#### Exercise brief:
Transcribe the material word for word, but without the images.

Records from a dataset
********
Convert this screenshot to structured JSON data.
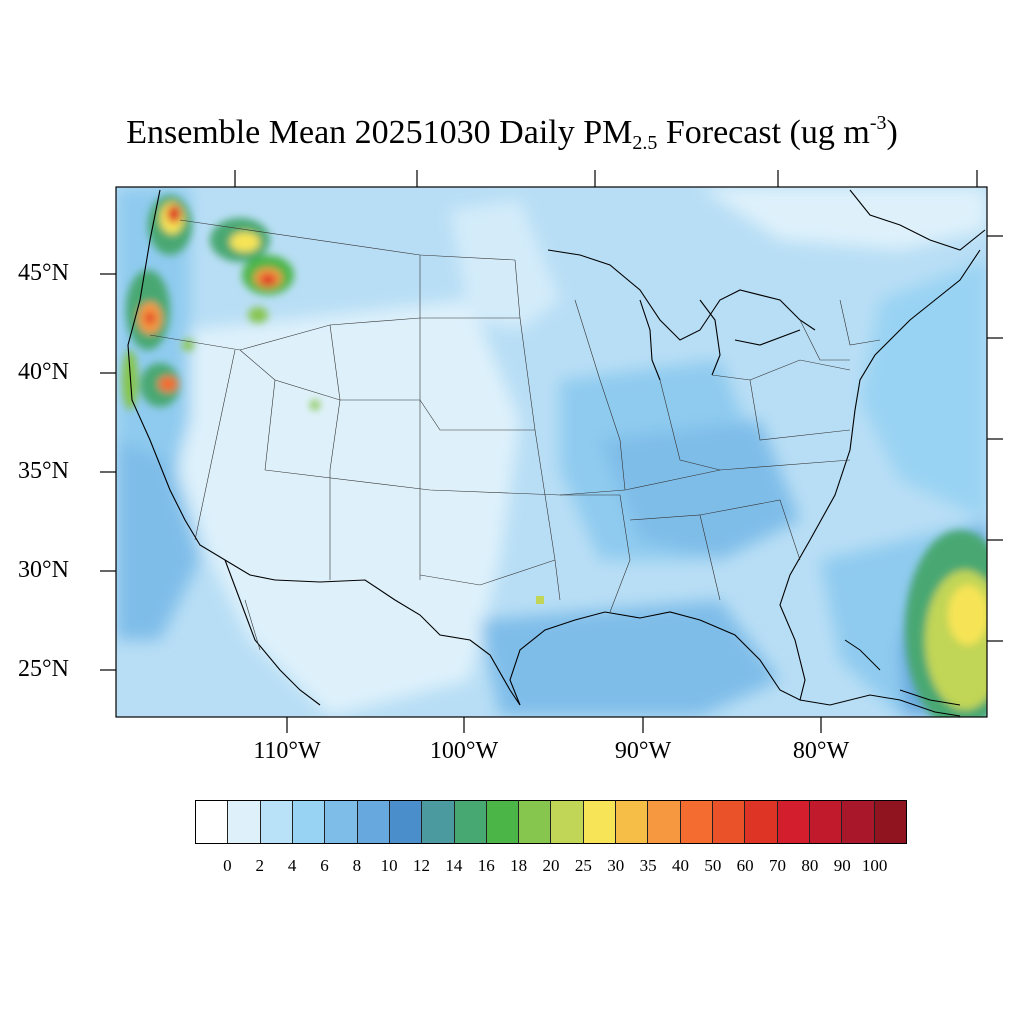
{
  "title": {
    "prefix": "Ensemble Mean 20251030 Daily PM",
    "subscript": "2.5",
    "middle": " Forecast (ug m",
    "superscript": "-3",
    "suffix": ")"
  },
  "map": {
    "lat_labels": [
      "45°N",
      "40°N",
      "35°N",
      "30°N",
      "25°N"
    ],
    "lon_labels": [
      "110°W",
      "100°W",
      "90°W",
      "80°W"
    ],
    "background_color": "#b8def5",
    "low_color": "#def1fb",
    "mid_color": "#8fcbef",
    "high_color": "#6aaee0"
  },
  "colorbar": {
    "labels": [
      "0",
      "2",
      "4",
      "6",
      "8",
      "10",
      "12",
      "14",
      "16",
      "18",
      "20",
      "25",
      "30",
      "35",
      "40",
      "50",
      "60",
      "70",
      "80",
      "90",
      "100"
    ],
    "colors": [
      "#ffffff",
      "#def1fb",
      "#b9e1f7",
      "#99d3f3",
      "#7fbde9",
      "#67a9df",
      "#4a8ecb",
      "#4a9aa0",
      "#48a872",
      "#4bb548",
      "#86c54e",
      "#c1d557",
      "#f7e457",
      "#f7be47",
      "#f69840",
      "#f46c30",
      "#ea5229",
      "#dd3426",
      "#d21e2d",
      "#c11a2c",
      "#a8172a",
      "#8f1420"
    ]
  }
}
********
#### The completed task:
Convert this screenshot to structured JSON data.
{
  "title": {
    "prefix": "Ensemble Mean 20251030 Daily PM",
    "subscript": "2.5",
    "middle": " Forecast (ug m",
    "superscript": "-3",
    "suffix": ")"
  },
  "map": {
    "lat_labels": [
      "45°N",
      "40°N",
      "35°N",
      "30°N",
      "25°N"
    ],
    "lon_labels": [
      "110°W",
      "100°W",
      "90°W",
      "80°W"
    ],
    "background_color": "#b8def5",
    "low_color": "#def1fb",
    "mid_color": "#8fcbef",
    "high_color": "#6aaee0"
  },
  "colorbar": {
    "labels": [
      "0",
      "2",
      "4",
      "6",
      "8",
      "10",
      "12",
      "14",
      "16",
      "18",
      "20",
      "25",
      "30",
      "35",
      "40",
      "50",
      "60",
      "70",
      "80",
      "90",
      "100"
    ],
    "colors": [
      "#ffffff",
      "#def1fb",
      "#b9e1f7",
      "#99d3f3",
      "#7fbde9",
      "#67a9df",
      "#4a8ecb",
      "#4a9aa0",
      "#48a872",
      "#4bb548",
      "#86c54e",
      "#c1d557",
      "#f7e457",
      "#f7be47",
      "#f69840",
      "#f46c30",
      "#ea5229",
      "#dd3426",
      "#d21e2d",
      "#c11a2c",
      "#a8172a",
      "#8f1420"
    ]
  }
}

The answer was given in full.